Dataset entries on figures
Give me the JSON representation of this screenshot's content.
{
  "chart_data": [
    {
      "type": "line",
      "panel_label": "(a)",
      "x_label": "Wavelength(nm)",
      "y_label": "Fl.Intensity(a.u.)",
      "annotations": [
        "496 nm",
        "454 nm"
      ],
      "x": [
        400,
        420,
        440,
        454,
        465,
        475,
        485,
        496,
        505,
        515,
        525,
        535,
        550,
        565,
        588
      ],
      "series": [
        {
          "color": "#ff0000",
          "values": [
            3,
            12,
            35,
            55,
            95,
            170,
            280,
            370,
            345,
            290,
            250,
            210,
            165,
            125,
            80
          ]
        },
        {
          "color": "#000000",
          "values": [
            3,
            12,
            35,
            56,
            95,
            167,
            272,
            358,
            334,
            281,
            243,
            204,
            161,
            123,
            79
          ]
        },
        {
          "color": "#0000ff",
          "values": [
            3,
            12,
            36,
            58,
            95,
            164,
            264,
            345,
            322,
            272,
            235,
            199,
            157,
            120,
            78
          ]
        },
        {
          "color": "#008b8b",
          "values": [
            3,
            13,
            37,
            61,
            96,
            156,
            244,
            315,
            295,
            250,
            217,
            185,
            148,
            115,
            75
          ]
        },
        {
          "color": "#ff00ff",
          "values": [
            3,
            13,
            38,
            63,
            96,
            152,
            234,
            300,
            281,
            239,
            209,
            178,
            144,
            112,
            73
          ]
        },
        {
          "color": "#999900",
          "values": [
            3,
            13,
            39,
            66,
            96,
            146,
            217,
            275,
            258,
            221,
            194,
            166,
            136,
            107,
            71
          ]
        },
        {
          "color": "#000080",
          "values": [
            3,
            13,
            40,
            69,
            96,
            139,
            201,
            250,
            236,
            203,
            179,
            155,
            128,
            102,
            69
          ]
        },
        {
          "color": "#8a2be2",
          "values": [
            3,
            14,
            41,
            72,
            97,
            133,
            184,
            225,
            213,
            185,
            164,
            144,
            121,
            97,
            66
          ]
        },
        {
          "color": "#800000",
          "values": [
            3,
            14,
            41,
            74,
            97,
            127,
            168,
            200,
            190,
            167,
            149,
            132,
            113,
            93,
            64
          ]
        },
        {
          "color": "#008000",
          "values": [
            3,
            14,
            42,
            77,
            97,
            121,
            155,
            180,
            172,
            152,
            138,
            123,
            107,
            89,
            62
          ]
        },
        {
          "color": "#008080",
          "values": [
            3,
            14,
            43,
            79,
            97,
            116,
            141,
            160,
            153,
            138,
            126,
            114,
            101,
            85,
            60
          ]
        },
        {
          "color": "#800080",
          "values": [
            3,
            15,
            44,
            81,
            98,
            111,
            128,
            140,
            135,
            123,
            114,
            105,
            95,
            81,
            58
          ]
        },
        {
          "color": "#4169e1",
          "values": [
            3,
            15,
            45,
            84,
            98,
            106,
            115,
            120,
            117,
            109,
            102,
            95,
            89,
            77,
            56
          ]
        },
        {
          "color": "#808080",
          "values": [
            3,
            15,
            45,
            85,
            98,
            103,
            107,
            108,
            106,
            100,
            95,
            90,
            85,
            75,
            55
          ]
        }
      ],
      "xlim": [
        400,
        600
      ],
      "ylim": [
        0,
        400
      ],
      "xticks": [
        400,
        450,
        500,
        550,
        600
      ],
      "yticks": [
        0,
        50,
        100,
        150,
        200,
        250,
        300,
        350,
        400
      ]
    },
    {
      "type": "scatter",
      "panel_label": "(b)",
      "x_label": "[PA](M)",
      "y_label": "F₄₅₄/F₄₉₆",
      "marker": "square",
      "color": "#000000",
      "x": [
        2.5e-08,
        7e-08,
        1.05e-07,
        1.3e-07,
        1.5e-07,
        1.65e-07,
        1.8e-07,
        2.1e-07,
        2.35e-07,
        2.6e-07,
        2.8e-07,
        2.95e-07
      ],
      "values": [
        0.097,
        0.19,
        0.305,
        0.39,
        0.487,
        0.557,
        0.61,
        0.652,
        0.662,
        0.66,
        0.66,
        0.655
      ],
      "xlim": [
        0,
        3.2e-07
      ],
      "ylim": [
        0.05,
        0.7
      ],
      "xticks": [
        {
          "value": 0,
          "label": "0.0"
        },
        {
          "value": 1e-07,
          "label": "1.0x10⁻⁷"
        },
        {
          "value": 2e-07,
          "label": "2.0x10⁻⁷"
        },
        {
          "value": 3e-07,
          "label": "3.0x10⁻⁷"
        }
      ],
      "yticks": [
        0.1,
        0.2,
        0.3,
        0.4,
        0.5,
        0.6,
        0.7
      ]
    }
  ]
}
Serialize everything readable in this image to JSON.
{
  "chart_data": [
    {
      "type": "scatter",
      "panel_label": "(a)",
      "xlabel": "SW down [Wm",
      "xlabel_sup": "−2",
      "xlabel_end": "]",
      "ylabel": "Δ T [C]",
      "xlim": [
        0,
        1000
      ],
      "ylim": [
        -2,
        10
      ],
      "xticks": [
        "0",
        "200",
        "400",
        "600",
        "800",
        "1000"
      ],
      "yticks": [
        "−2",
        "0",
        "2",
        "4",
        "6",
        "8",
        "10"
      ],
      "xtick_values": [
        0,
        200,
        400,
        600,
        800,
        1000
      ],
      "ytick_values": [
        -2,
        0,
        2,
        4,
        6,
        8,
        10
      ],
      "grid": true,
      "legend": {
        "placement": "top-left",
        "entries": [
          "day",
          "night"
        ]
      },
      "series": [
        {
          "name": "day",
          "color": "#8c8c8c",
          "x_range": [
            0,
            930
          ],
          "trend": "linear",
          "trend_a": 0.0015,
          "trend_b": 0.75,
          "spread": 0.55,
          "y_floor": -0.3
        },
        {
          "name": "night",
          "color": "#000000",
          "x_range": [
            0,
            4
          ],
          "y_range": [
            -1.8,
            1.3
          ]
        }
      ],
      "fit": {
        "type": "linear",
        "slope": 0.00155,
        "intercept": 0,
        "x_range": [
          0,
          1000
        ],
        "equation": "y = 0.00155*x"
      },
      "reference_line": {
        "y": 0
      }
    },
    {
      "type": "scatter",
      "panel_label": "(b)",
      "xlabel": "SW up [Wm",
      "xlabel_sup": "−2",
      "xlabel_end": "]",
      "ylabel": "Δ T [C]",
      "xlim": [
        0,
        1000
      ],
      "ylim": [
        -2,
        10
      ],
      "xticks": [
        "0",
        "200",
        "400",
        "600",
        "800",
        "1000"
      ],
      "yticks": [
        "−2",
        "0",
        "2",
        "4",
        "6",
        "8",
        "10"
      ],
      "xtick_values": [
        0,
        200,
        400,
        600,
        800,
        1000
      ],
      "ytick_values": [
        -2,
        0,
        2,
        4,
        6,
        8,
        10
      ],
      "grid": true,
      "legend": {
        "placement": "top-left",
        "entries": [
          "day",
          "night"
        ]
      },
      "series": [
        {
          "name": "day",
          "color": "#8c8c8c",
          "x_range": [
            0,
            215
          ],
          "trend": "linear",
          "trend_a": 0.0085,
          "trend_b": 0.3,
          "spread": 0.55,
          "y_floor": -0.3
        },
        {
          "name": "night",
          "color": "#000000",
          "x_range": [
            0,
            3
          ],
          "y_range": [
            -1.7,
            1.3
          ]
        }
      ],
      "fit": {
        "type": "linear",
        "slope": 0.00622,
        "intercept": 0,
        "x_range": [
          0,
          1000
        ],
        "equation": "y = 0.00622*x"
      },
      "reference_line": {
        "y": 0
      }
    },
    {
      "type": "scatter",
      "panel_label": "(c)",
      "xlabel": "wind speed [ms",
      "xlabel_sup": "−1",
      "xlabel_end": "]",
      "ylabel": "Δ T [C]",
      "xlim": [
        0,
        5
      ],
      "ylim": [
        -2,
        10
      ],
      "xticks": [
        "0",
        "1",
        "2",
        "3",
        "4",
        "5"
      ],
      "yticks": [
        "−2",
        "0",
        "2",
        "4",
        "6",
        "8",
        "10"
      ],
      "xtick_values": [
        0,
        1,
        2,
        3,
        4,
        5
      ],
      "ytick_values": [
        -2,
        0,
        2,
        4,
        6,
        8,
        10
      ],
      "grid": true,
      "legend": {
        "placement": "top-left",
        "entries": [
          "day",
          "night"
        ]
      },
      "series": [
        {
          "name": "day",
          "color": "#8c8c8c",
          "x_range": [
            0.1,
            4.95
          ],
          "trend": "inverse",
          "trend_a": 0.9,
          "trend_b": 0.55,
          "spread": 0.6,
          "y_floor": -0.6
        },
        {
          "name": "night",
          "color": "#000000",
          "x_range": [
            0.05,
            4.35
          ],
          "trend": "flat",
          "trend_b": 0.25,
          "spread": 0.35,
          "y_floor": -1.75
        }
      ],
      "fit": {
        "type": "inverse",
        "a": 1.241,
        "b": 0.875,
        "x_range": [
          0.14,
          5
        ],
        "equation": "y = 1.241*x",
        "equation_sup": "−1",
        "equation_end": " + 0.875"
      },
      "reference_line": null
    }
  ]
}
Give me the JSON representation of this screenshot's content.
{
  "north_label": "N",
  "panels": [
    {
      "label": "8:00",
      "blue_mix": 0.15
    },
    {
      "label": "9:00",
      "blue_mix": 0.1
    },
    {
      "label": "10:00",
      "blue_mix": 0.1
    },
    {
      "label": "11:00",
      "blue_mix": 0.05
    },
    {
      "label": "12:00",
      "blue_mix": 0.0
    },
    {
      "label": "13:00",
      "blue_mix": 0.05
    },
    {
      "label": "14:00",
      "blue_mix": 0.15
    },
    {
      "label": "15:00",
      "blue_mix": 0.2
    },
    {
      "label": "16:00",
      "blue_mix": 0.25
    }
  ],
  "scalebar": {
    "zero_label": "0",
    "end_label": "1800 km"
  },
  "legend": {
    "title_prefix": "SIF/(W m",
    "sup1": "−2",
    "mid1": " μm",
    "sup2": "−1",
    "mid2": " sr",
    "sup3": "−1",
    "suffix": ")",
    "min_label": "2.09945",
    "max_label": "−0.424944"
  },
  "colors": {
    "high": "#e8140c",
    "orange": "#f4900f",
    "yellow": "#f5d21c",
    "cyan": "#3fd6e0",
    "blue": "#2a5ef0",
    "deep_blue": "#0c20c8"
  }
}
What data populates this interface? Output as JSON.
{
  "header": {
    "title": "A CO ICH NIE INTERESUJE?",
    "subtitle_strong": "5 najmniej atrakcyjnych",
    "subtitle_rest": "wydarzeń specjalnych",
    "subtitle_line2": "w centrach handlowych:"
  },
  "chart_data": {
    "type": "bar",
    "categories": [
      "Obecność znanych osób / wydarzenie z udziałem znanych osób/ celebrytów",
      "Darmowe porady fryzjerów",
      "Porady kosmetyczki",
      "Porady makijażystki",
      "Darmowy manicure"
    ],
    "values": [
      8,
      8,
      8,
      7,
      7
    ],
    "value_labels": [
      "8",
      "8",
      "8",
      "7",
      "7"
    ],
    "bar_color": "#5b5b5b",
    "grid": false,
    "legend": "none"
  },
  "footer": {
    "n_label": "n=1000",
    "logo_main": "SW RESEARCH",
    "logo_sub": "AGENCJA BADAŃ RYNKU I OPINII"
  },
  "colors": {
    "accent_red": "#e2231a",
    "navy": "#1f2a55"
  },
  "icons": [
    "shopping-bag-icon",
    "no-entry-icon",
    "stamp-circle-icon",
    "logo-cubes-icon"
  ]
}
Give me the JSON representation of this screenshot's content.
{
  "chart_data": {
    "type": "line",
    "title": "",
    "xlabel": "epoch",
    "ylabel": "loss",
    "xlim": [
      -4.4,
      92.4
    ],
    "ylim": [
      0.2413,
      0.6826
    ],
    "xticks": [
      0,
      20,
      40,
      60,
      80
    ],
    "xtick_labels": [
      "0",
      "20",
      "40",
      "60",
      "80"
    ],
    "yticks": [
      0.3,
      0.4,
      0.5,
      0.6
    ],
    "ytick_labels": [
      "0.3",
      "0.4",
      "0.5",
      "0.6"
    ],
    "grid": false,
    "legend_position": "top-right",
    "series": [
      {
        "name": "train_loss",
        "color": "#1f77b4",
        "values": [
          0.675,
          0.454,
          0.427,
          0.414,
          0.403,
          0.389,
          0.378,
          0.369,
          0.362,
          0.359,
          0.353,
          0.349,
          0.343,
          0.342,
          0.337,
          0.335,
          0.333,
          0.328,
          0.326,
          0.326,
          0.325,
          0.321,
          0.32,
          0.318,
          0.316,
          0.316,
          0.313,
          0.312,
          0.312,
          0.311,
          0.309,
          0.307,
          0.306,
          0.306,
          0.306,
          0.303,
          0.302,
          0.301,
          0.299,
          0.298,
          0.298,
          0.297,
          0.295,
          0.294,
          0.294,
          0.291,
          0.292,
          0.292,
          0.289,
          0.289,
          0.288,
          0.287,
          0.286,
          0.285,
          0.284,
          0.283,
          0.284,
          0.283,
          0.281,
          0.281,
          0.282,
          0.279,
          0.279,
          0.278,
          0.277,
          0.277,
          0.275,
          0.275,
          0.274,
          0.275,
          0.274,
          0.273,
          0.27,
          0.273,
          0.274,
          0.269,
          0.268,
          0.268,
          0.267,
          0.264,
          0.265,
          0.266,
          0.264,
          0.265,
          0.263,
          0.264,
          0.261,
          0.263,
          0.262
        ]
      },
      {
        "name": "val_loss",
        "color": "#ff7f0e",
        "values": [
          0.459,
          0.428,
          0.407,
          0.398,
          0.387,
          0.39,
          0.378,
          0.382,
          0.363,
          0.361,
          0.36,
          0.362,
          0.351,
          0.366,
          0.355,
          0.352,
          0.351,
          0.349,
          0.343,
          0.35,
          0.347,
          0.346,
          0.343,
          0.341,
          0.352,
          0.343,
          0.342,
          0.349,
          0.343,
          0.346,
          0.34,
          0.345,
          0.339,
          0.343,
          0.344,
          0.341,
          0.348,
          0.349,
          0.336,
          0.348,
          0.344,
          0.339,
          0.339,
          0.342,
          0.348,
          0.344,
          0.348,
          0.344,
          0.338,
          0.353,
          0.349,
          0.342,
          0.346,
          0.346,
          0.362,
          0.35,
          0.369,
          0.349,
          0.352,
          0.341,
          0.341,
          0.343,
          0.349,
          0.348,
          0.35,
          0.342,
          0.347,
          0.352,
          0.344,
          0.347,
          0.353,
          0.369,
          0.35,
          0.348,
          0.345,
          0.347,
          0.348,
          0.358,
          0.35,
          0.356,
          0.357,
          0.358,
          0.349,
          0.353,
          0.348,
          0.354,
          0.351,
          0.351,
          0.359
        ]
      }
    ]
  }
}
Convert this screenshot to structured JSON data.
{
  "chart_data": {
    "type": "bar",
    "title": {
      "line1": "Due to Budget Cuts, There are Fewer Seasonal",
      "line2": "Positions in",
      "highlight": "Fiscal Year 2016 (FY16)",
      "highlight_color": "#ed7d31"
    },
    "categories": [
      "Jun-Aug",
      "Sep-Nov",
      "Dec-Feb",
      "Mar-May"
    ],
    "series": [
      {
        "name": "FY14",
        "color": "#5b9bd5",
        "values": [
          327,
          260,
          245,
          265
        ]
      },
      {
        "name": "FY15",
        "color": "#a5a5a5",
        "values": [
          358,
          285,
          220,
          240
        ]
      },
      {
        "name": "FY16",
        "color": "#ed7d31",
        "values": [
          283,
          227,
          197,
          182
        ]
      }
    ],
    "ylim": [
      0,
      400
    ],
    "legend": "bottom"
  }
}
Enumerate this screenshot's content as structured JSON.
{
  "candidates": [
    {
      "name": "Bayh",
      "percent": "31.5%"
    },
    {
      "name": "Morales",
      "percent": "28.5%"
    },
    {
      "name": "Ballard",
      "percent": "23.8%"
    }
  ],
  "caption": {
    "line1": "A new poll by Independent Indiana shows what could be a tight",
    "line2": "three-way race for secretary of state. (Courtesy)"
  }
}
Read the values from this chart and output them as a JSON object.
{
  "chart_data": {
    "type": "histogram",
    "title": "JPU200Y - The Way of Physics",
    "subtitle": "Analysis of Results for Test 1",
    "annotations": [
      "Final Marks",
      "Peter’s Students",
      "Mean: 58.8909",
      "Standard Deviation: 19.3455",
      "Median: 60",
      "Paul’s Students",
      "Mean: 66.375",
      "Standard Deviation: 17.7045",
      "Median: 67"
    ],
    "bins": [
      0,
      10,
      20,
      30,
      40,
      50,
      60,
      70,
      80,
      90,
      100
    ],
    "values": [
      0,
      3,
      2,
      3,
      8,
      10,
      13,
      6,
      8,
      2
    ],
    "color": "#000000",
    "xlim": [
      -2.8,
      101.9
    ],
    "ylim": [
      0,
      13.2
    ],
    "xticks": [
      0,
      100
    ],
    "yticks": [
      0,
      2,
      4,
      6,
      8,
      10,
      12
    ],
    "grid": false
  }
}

__What you have to do__. Using the listing above, say how many of its lines contain the string "structured", giving nothing but the figure.

__Reply to the task__. 2